** Begin Input material **

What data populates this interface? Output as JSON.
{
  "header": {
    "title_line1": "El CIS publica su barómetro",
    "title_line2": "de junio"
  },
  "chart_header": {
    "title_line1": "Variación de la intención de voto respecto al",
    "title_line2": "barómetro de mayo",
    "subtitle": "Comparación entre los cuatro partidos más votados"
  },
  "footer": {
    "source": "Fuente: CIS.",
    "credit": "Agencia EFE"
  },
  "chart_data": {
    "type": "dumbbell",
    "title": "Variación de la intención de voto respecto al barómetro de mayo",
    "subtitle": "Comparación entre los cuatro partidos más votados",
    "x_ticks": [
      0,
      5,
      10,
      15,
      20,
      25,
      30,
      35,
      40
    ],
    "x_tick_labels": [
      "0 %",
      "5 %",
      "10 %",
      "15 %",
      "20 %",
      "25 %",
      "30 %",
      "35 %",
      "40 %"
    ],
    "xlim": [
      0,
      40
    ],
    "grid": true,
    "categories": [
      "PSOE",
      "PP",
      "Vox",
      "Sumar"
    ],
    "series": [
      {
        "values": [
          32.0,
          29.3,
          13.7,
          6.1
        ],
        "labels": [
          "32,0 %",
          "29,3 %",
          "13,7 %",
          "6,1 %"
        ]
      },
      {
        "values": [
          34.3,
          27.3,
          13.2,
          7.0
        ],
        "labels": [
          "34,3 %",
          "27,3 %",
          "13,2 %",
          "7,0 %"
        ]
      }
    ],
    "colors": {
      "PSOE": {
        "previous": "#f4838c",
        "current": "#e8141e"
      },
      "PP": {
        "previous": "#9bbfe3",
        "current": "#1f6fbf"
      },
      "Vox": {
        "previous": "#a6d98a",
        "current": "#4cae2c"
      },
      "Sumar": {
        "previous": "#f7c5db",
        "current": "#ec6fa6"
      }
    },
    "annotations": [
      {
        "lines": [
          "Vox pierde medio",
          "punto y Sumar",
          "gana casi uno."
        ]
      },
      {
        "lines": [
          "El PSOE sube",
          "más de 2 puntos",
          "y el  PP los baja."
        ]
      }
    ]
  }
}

** End Input material **

- **Direction**: Gather all the lines that include the word "Comparación" and copy them out.

- **Written answer**:
    "subtitle": "Comparación entre los cuatro partidos más votados"
    "subtitle": "Comparación entre los cuatro partidos más votados",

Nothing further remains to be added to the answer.